Stored items
+ + + +
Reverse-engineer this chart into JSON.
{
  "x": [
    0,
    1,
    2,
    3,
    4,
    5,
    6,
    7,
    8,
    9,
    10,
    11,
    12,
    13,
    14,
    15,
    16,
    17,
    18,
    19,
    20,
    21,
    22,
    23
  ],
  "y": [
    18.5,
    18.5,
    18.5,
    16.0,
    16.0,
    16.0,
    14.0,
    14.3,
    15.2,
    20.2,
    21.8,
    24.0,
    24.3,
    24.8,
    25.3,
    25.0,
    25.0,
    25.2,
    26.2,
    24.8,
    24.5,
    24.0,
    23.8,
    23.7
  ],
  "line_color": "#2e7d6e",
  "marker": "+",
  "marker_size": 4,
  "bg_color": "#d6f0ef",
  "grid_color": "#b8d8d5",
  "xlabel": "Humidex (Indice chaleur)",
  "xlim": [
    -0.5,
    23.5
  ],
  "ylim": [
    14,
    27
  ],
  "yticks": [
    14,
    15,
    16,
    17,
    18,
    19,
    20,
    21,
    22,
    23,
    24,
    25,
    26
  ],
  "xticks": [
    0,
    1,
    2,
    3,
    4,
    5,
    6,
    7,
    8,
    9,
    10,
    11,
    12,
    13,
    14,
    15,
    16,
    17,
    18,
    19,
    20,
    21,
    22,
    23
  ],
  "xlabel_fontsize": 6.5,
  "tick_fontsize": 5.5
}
+ + + +
Short exercise:
Make a verbatim copy of every entry shown above.

Written solution:
Reverse-engineer this chart into JSON.
{
  "x": [
    0,
    1,
    2,
    3,
    4,
    5,
    6,
    7,
    8,
    9,
    10,
    11,
    12,
    13,
    14,
    15,
    16,
    17,
    18,
    19,
    20,
    21,
    22,
    23
  ],
  "y": [
    18.5,
    18.5,
    18.5,
    16.0,
    16.0,
    16.0,
    14.0,
    14.3,
    15.2,
    20.2,
    21.8,
    24.0,
    24.3,
    24.8,
    25.3,
    25.0,
    25.0,
    25.2,
    26.2,
    24.8,
    24.5,
    24.0,
    23.8,
    23.7
  ],
  "line_color": "#2e7d6e",
  "marker": "+",
  "marker_size": 4,
  "bg_color": "#d6f0ef",
  "grid_color": "#b8d8d5",
  "xlabel": "Humidex (Indice chaleur)",
  "xlim": [
    -0.5,
    23.5
  ],
  "ylim": [
    14,
    27
  ],
  "yticks": [
    14,
    15,
    16,
    17,
    18,
    19,
    20,
    21,
    22,
    23,
    24,
    25,
    26
  ],
  "xticks": [
    0,
    1,
    2,
    3,
    4,
    5,
    6,
    7,
    8,
    9,
    10,
    11,
    12,
    13,
    14,
    15,
    16,
    17,
    18,
    19,
    20,
    21,
    22,
    23
  ],
  "xlabel_fontsize": 6.5,
  "tick_fontsize": 5.5
}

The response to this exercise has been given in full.